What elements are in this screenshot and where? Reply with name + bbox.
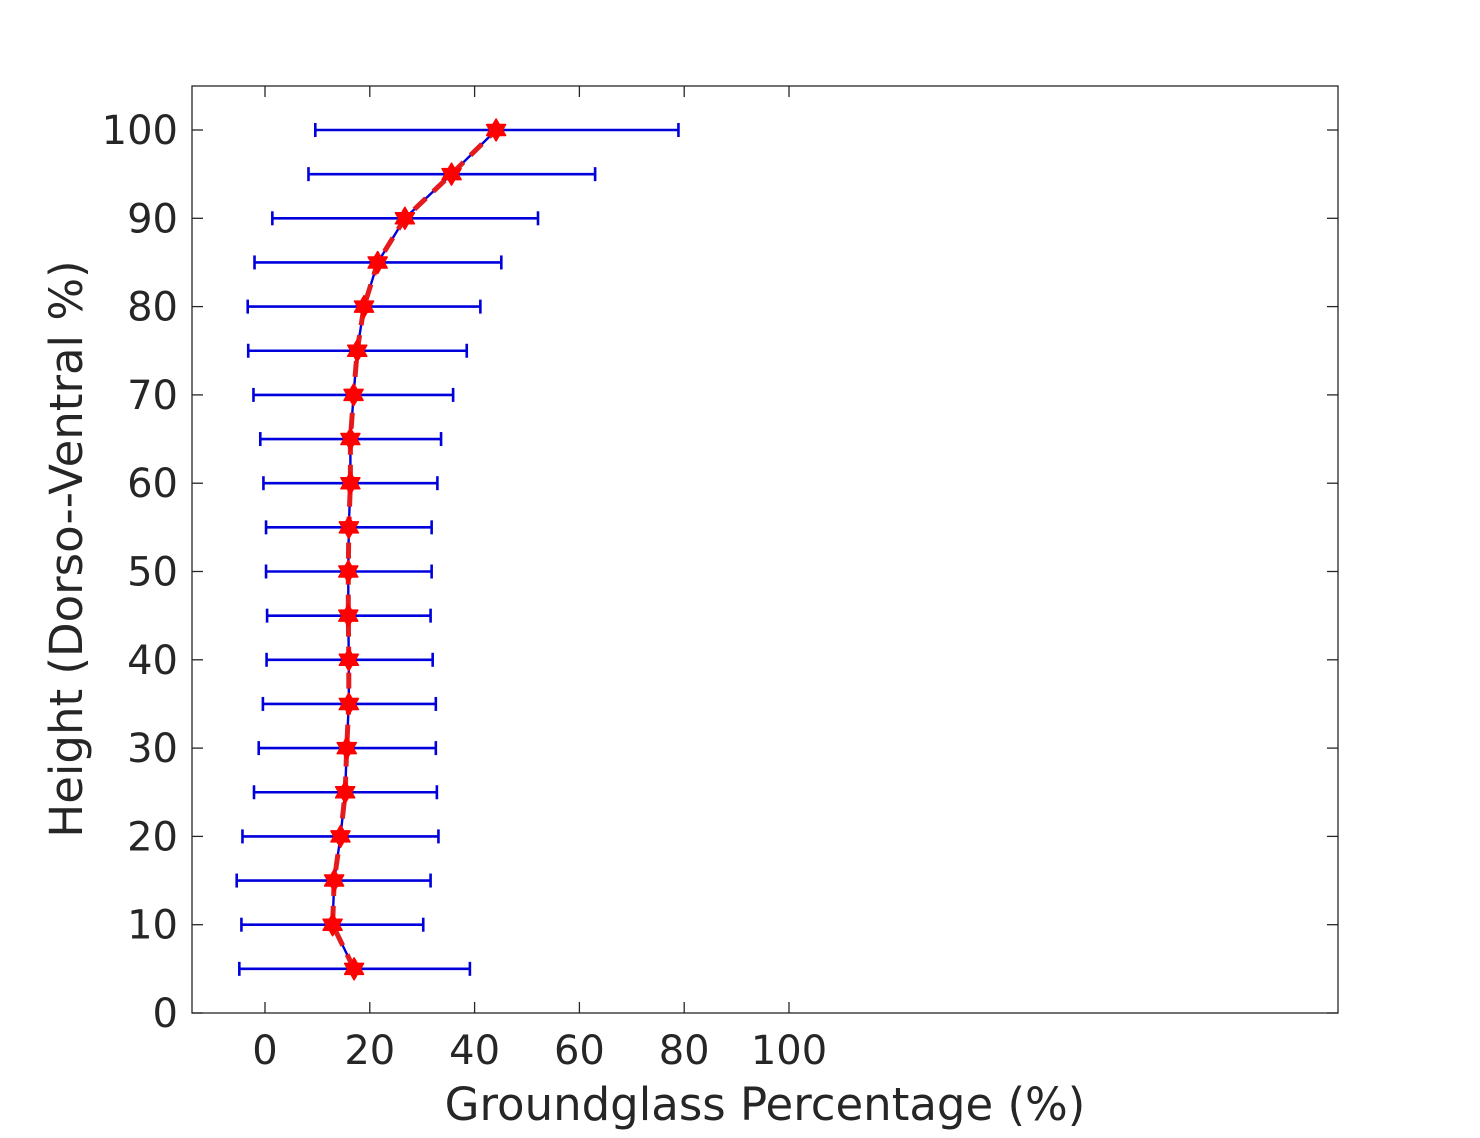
data-point-marker [485,118,507,142]
axes-box [191,85,1339,1014]
y-tick-label: 60 [127,461,178,507]
x-tick-label: 80 [659,1028,710,1074]
x-axis: 0 20 40 60 80 100 [252,86,827,1074]
plot-area [192,86,1338,1013]
data-point-marker [343,957,365,981]
x-tick-label: 100 [751,1028,827,1074]
y-tick-label: 90 [127,196,178,242]
data-point-marker [338,559,359,584]
y-axis: 0 10 20 30 40 50 60 70 80 90 100 [102,108,1338,1037]
y-tick-label: 70 [127,373,178,419]
x-tick-label: 40 [449,1028,500,1074]
data-point-marker [343,383,364,407]
data-point-marker [338,692,360,716]
data-point-marker [330,824,351,849]
y-tick-label: 40 [127,638,178,684]
x-axis-title: Groundglass Percentage (%) [445,1078,1086,1131]
data-point-marker [367,250,388,275]
x-tick-label: 0 [252,1028,277,1074]
y-tick-label: 30 [127,726,178,772]
y-tick-label: 80 [127,285,178,331]
y-tick-label: 20 [127,814,178,860]
data-point-marker [353,294,375,319]
data-point-marker [338,648,360,672]
data-point-marker [441,162,462,186]
data-point-marker [340,471,361,495]
y-tick-label: 50 [127,550,178,596]
data-point-marker [338,515,360,540]
y-axis-title: Height (Dorso--Ventral %) [40,260,93,837]
y-tick-label: 10 [127,903,178,949]
y-tick-label: 0 [153,991,178,1037]
marker-layer [322,118,507,981]
data-point-marker [394,206,416,231]
data-point-marker [338,603,359,628]
x-tick-label: 60 [554,1028,605,1074]
data-point-marker [346,339,368,363]
x-tick-label: 20 [344,1028,395,1074]
data-point-marker [336,736,358,760]
y-tick-label: 100 [102,108,178,154]
data-point-marker [334,780,356,805]
data-point-marker [322,912,343,937]
data-point-marker [323,868,345,893]
data-point-marker [340,427,361,451]
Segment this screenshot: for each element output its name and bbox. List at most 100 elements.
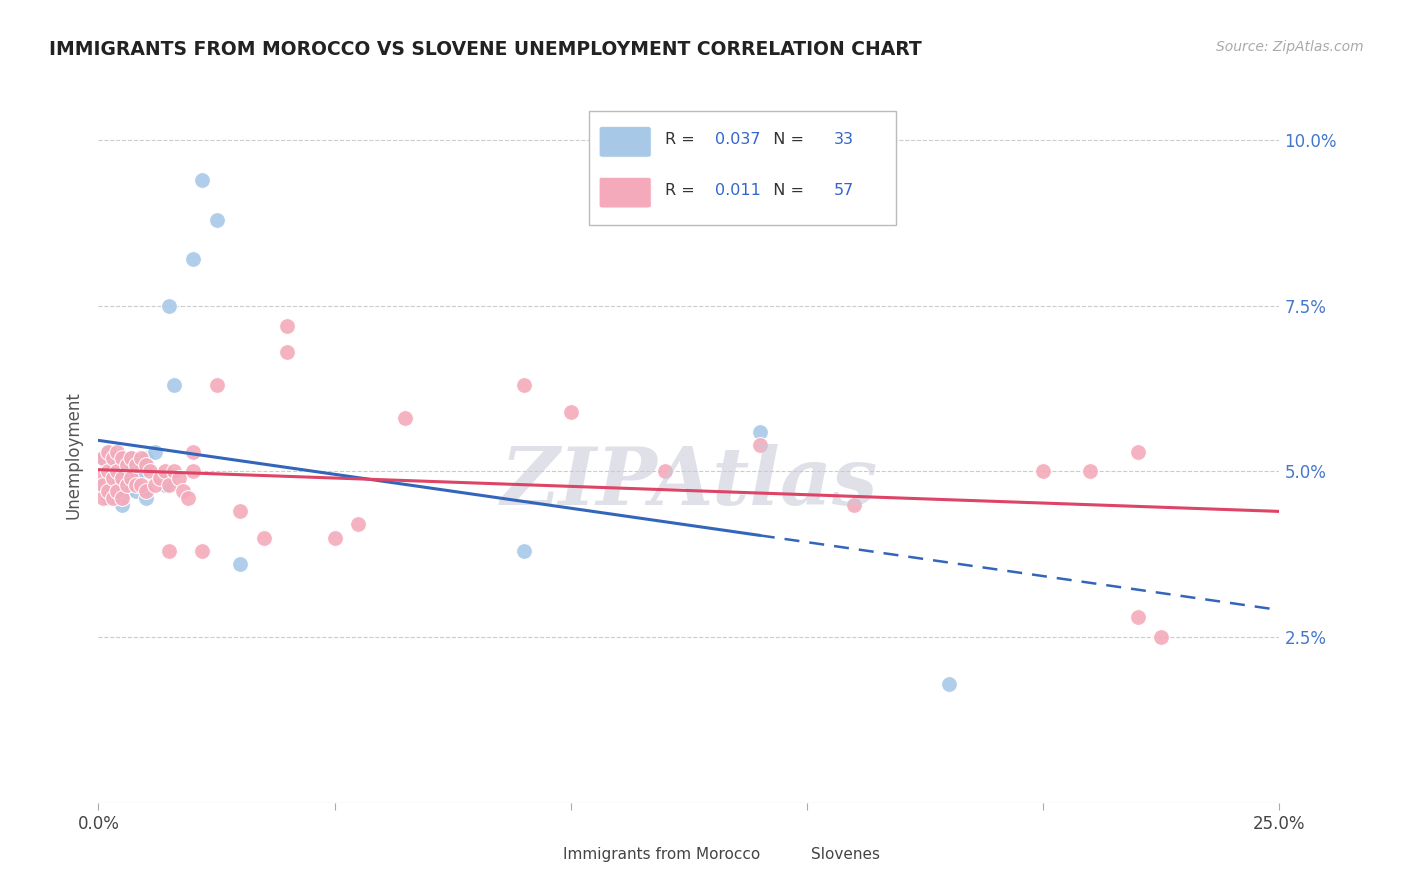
Point [135,491,157,505]
Point [91,477,114,491]
Text: N =: N = [763,132,810,147]
Point [111,498,134,512]
Point [153,477,176,491]
Text: Slovenes: Slovenes [811,847,880,863]
Point [157,299,180,313]
Point [163,378,186,392]
Point [115,465,138,479]
Point [91,451,114,466]
Text: R =: R = [665,132,700,147]
Point [101,471,124,485]
Point [87,471,110,485]
Point [1126,610,1149,624]
Point [253,531,276,545]
Point [97,491,120,505]
Point [276,345,298,359]
Point [111,471,134,485]
Point [101,465,124,479]
Point [1126,444,1149,458]
Point [91,451,114,466]
Point [172,484,194,499]
Point [125,458,148,472]
Point [205,212,228,227]
Point [167,471,190,485]
Text: N =: N = [763,183,810,198]
FancyBboxPatch shape [762,844,803,868]
Point [394,411,416,425]
Point [111,491,134,505]
Point [181,444,204,458]
Point [101,491,124,505]
FancyBboxPatch shape [589,111,896,226]
Point [91,477,114,491]
Point [229,504,252,518]
Point [1032,465,1054,479]
Point [205,378,228,392]
Point [512,378,534,392]
Text: ZIPAtlas: ZIPAtlas [501,444,877,522]
Point [105,465,128,479]
Point [153,465,176,479]
Point [125,484,148,499]
Y-axis label: Unemployment: Unemployment [65,391,83,519]
Point [149,471,172,485]
Point [143,477,166,491]
Point [101,451,124,466]
Text: 57: 57 [834,183,855,198]
Text: 0.037: 0.037 [714,132,761,147]
Point [121,451,143,466]
Point [654,465,676,479]
Text: Immigrants from Morocco: Immigrants from Morocco [562,847,759,863]
Point [512,544,534,558]
Point [748,425,770,439]
Point [97,465,120,479]
Point [115,484,138,499]
Point [139,465,162,479]
Text: Source: ZipAtlas.com: Source: ZipAtlas.com [1216,40,1364,54]
Point [97,471,120,485]
Point [143,444,166,458]
Point [191,173,214,187]
Text: 33: 33 [834,132,855,147]
Point [181,252,204,267]
Point [105,477,128,491]
Point [101,484,124,499]
Point [748,438,770,452]
Point [191,544,214,558]
Point [105,484,128,499]
FancyBboxPatch shape [599,127,651,157]
Point [157,544,180,558]
Point [938,676,960,690]
Text: IMMIGRANTS FROM MOROCCO VS SLOVENE UNEMPLOYMENT CORRELATION CHART: IMMIGRANTS FROM MOROCCO VS SLOVENE UNEMP… [49,40,922,59]
Point [111,458,134,472]
Point [97,444,120,458]
Point [163,465,186,479]
Point [347,517,370,532]
Point [121,477,143,491]
Point [115,477,138,491]
Point [1080,465,1102,479]
Point [125,477,148,491]
Point [129,465,152,479]
Point [181,465,204,479]
Point [135,484,157,499]
Point [129,451,152,466]
Point [111,451,134,466]
FancyBboxPatch shape [515,844,554,868]
Point [157,477,180,491]
Point [91,491,114,505]
Point [125,458,148,472]
Point [276,318,298,333]
Point [844,498,866,512]
Point [129,477,152,491]
Point [229,558,252,572]
Point [1150,630,1173,644]
Point [105,451,128,466]
Point [105,444,128,458]
Point [135,451,157,466]
Point [97,484,120,499]
Point [177,491,200,505]
Text: 0.011: 0.011 [714,183,761,198]
Point [101,458,124,472]
Point [121,451,143,466]
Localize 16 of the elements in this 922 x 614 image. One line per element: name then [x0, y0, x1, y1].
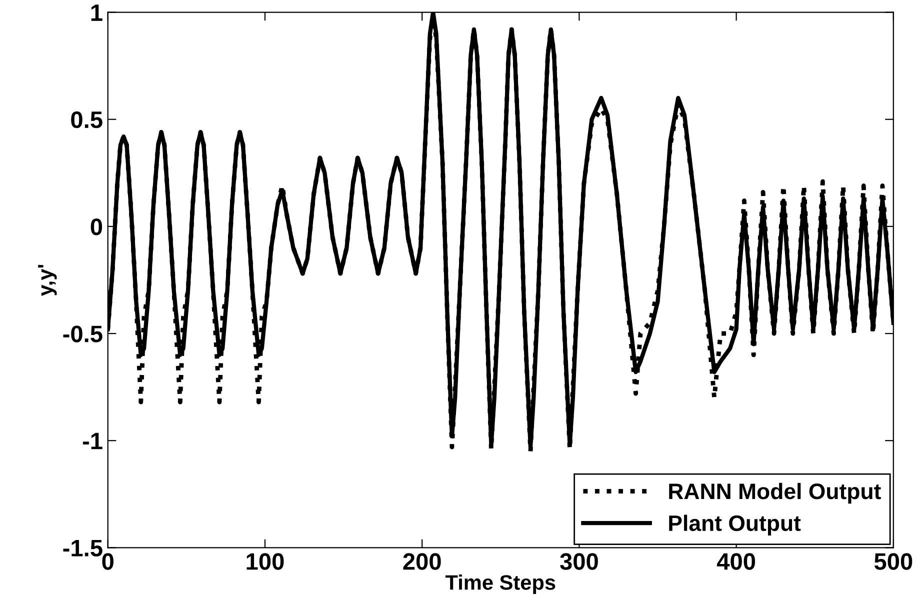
- x-tick-label: 200: [403, 553, 441, 570]
- legend-label: RANN Model Output: [669, 482, 881, 504]
- y-tick-label: -0.5: [63, 326, 102, 342]
- y-tick-label: -1: [82, 432, 102, 450]
- x-tick-label: 0: [102, 553, 114, 570]
- y-tick-label: 1: [91, 4, 102, 21]
- x-tick-label: 100: [246, 553, 284, 570]
- y-tick-label: -1.5: [63, 540, 102, 556]
- x-tick-label: 500: [874, 553, 912, 570]
- y-axis-title: y,y': [38, 264, 57, 296]
- y-tick-label: 0.5: [71, 111, 102, 128]
- x-tick-label: 400: [716, 553, 756, 570]
- x-tick-label: 300: [560, 553, 598, 570]
- y-tick-label: 0: [90, 218, 102, 236]
- x-axis-title: Time Steps: [445, 574, 556, 594]
- legend-label: Plant Output: [669, 514, 801, 536]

→ Written exercise
Return every entry above verbatim, line for line, leaving out the pictures.

→ Solution to this exercise
What elements are in this screenshot and where? Reply with name + bbox.
data-point-marker [485,118,507,142]
axes-box [191,85,1339,1014]
y-tick-label: 60 [127,461,178,507]
x-tick-label: 80 [659,1028,710,1074]
x-axis: 0 20 40 60 80 100 [252,86,827,1074]
plot-area [192,86,1338,1013]
data-point-marker [343,957,365,981]
x-tick-label: 100 [751,1028,827,1074]
y-tick-label: 90 [127,196,178,242]
data-point-marker [338,559,359,584]
y-axis: 0 10 20 30 40 50 60 70 80 90 100 [102,108,1338,1037]
y-tick-label: 70 [127,373,178,419]
x-tick-label: 40 [449,1028,500,1074]
data-point-marker [343,383,364,407]
data-point-marker [338,692,360,716]
data-point-marker [330,824,351,849]
y-tick-label: 40 [127,638,178,684]
x-axis-title: Groundglass Percentage (%) [445,1078,1086,1131]
data-point-marker [367,250,388,275]
x-tick-label: 0 [252,1028,277,1074]
y-tick-label: 30 [127,726,178,772]
y-tick-label: 80 [127,285,178,331]
y-tick-label: 20 [127,814,178,860]
data-point-marker [353,294,375,319]
data-point-marker [338,648,360,672]
data-point-marker [441,162,462,186]
data-point-marker [340,471,361,495]
y-tick-label: 50 [127,550,178,596]
data-point-marker [338,515,360,540]
y-axis-title: Height (Dorso--Ventral %) [40,260,93,837]
y-tick-label: 10 [127,903,178,949]
y-tick-label: 0 [153,991,178,1037]
marker-layer [322,118,507,981]
data-point-marker [394,206,416,231]
data-point-marker [338,603,359,628]
x-tick-label: 60 [554,1028,605,1074]
data-point-marker [346,339,368,363]
x-tick-label: 20 [344,1028,395,1074]
data-point-marker [336,736,358,760]
y-tick-label: 100 [102,108,178,154]
data-point-marker [334,780,356,805]
data-point-marker [322,912,343,937]
data-point-marker [323,868,345,893]
data-point-marker [340,427,361,451]
Segment this screenshot: for each element output its name and bbox. List at most 100 elements.
Point [135,491,157,505]
Point [91,477,114,491]
Text: N =: N = [763,132,810,147]
Point [111,498,134,512]
Point [153,477,176,491]
Text: Slovenes: Slovenes [811,847,880,863]
Point [157,299,180,313]
Point [163,378,186,392]
Point [115,465,138,479]
Point [91,451,114,466]
Text: R =: R = [665,132,700,147]
Point [101,471,124,485]
Point [87,471,110,485]
Point [1126,610,1149,624]
Point [253,531,276,545]
Point [97,491,120,505]
Point [276,345,298,359]
Point [111,471,134,485]
Point [101,465,124,479]
Point [1126,444,1149,458]
Point [91,451,114,466]
Point [172,484,194,499]
Point [125,458,148,472]
Point [205,212,228,227]
Point [167,471,190,485]
Text: N =: N = [763,183,810,198]
FancyBboxPatch shape [762,844,803,868]
Point [394,411,416,425]
Point [111,491,134,505]
Point [181,444,204,458]
Point [101,491,124,505]
FancyBboxPatch shape [589,111,896,226]
Point [91,477,114,491]
Point [229,504,252,518]
Point [1032,465,1054,479]
Point [205,378,228,392]
Point [512,378,534,392]
Text: ZIPAtlas: ZIPAtlas [501,444,877,522]
Point [105,465,128,479]
Point [153,465,176,479]
Point [125,484,148,499]
Y-axis label: Unemployment: Unemployment [65,391,83,519]
Point [149,471,172,485]
Point [143,477,166,491]
Point [101,451,124,466]
Text: 57: 57 [834,183,855,198]
Text: 0.037: 0.037 [714,132,761,147]
Point [121,451,143,466]
Point [654,465,676,479]
Text: Immigrants from Morocco: Immigrants from Morocco [562,847,759,863]
Point [512,544,534,558]
Point [748,425,770,439]
Point [97,465,120,479]
Point [115,484,138,499]
Point [139,465,162,479]
Text: Source: ZipAtlas.com: Source: ZipAtlas.com [1216,40,1364,54]
Point [97,471,120,485]
Point [143,444,166,458]
Point [191,173,214,187]
Text: 33: 33 [834,132,855,147]
Point [181,252,204,267]
Point [105,477,128,491]
Point [101,484,124,499]
Point [748,438,770,452]
Point [191,544,214,558]
Point [105,484,128,499]
FancyBboxPatch shape [599,127,651,157]
Point [157,544,180,558]
Point [938,676,960,690]
Text: IMMIGRANTS FROM MOROCCO VS SLOVENE UNEMPLOYMENT CORRELATION CHART: IMMIGRANTS FROM MOROCCO VS SLOVENE UNEMP… [49,40,922,59]
Point [111,458,134,472]
Point [97,444,120,458]
Point [163,465,186,479]
Point [347,517,370,532]
Point [121,477,143,491]
Point [115,477,138,491]
Point [1080,465,1102,479]
Point [125,477,148,491]
Point [129,465,152,479]
Point [181,465,204,479]
Point [135,484,157,499]
Point [129,451,152,466]
Point [111,451,134,466]
FancyBboxPatch shape [515,844,554,868]
Point [157,477,180,491]
Point [91,491,114,505]
Point [125,458,148,472]
Point [276,318,298,333]
Point [844,498,866,512]
Point [129,477,152,491]
Point [229,558,252,572]
Point [1150,630,1173,644]
Point [105,451,128,466]
Point [105,444,128,458]
Point [135,451,157,466]
Point [97,484,120,499]
Point [177,491,200,505]
Text: 0.011: 0.011 [714,183,761,198]
Point [101,458,124,472]
Point [121,451,143,466]
Localize 16 of the elements in this 922 x 614 image. One line per element: name then [x0, y0, x1, y1].
- x-tick-label: 200: [403, 553, 441, 570]
- legend-label: RANN Model Output: [669, 482, 881, 504]
- y-tick-label: -0.5: [63, 326, 102, 342]
- y-tick-label: -1: [82, 432, 102, 450]
- x-tick-label: 0: [102, 553, 114, 570]
- y-tick-label: 1: [91, 4, 102, 21]
- x-tick-label: 100: [246, 553, 284, 570]
- y-tick-label: -1.5: [63, 540, 102, 556]
- x-tick-label: 500: [874, 553, 912, 570]
- y-axis-title: y,y': [38, 264, 57, 296]
- y-tick-label: 0.5: [71, 111, 102, 128]
- x-tick-label: 400: [716, 553, 756, 570]
- x-tick-label: 300: [560, 553, 598, 570]
- y-tick-label: 0: [90, 218, 102, 236]
- x-axis-title: Time Steps: [445, 574, 556, 594]
- legend-label: Plant Output: [669, 514, 801, 536]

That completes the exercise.